» What the task asks
Where a line contains the string "name", copy that line.

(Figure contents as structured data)
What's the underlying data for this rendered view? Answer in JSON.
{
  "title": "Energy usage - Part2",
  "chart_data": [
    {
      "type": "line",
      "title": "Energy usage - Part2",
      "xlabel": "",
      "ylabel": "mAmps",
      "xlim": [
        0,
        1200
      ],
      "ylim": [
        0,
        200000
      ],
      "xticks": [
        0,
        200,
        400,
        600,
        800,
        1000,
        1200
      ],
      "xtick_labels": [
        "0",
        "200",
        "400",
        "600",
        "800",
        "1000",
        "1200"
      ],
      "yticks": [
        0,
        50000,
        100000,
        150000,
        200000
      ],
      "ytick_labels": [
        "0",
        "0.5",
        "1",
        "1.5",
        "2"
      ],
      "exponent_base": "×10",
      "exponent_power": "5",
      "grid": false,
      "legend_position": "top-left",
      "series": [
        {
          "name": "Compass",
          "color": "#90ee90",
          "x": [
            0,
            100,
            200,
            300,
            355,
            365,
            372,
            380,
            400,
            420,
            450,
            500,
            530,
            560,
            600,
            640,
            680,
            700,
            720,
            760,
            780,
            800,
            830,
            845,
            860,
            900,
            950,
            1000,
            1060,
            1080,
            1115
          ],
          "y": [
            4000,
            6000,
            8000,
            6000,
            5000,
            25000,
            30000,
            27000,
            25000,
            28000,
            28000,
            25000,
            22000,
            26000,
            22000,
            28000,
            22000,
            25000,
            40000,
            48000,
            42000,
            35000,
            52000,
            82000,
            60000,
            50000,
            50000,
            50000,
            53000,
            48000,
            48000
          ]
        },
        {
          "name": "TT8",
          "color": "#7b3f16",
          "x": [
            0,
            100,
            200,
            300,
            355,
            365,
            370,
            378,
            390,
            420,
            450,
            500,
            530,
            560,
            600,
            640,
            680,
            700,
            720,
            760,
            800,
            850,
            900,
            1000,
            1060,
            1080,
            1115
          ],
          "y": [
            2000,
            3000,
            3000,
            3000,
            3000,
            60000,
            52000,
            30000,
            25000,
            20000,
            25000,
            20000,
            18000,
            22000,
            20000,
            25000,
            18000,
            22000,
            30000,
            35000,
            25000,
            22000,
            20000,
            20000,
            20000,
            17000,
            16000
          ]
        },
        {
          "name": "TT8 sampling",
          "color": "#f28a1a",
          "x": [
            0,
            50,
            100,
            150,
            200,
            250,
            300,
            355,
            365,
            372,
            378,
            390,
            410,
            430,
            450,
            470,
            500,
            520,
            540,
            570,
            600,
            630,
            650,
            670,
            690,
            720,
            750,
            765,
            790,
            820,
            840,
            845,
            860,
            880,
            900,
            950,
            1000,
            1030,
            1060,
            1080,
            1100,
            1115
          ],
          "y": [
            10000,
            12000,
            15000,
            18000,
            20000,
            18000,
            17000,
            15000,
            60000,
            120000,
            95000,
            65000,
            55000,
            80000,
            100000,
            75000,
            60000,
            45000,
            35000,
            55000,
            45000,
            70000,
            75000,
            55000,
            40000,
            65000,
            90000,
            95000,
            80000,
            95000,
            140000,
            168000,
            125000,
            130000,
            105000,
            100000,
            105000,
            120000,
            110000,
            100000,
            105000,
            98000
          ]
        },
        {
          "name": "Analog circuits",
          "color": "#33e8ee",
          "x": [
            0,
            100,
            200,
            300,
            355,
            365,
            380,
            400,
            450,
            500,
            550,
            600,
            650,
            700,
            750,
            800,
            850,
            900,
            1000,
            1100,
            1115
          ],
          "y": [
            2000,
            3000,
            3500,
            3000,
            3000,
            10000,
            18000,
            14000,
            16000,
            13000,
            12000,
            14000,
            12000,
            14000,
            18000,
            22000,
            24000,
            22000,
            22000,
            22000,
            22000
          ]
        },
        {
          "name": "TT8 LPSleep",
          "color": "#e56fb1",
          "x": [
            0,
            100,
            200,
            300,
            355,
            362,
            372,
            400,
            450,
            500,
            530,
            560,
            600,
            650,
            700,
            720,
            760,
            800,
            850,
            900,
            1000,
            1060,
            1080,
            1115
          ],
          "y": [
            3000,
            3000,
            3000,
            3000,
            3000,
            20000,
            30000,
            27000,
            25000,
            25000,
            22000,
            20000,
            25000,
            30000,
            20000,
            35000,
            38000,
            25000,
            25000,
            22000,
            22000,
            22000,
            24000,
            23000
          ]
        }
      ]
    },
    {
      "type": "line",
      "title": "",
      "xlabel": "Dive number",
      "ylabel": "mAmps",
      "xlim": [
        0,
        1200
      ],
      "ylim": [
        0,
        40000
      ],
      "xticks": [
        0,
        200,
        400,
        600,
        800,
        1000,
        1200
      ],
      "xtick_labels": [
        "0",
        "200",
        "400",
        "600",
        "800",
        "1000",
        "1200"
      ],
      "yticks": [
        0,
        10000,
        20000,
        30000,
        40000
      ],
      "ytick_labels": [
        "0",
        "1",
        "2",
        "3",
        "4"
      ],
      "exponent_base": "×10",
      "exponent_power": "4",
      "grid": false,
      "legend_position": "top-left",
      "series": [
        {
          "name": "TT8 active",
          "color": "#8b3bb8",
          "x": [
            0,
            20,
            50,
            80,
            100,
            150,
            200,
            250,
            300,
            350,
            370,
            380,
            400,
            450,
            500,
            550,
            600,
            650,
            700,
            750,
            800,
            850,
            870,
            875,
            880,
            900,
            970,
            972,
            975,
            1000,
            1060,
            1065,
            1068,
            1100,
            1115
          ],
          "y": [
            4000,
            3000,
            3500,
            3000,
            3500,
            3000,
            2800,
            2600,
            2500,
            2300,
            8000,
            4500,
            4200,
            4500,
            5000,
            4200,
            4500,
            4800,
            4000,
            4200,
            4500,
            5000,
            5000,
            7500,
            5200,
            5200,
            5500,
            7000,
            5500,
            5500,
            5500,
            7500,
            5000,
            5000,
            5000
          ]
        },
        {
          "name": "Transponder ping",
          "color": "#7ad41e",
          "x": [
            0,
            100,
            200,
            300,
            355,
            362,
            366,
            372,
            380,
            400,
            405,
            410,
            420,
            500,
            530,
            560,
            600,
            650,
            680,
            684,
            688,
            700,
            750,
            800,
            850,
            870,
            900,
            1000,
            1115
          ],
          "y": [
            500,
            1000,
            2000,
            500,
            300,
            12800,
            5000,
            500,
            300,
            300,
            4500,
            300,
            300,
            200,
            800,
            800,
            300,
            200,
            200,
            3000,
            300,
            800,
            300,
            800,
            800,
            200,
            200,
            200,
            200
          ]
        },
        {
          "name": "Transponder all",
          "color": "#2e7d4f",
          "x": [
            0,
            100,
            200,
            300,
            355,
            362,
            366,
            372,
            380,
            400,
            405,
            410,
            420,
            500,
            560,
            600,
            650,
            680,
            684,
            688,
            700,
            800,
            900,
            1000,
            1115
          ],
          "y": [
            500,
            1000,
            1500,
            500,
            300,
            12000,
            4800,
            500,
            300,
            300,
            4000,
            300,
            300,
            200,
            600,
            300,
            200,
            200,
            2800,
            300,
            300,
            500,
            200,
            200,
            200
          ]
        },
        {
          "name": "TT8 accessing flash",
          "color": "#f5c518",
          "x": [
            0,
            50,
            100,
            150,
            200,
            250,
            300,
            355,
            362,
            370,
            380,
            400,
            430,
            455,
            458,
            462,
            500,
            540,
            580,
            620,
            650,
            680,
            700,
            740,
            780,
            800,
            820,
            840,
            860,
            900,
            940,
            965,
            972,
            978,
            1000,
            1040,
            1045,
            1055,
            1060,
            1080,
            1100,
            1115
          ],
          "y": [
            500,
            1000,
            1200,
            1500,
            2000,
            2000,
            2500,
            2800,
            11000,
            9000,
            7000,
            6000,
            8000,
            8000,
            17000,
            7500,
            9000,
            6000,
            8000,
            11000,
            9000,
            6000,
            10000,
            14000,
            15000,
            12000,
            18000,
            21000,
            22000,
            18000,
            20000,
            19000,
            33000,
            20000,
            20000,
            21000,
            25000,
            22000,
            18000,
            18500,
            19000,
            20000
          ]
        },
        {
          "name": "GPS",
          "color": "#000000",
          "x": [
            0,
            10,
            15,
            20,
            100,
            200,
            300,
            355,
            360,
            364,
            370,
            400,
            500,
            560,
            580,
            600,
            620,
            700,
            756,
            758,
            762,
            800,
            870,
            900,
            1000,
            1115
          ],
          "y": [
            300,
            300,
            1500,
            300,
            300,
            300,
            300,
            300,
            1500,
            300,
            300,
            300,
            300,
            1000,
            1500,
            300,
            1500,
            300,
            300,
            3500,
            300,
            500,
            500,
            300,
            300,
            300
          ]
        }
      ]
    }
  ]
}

» Answer to the task
          "name": "Compass",
          "name": "TT8",
          "name": "TT8 sampling",
          "name": "Analog circuits",
          "name": "TT8 LPSleep",
          "name": "TT8 active",
          "name": "Transponder ping",
          "name": "Transponder all",
          "name": "TT8 accessing flash",
          "name": "GPS",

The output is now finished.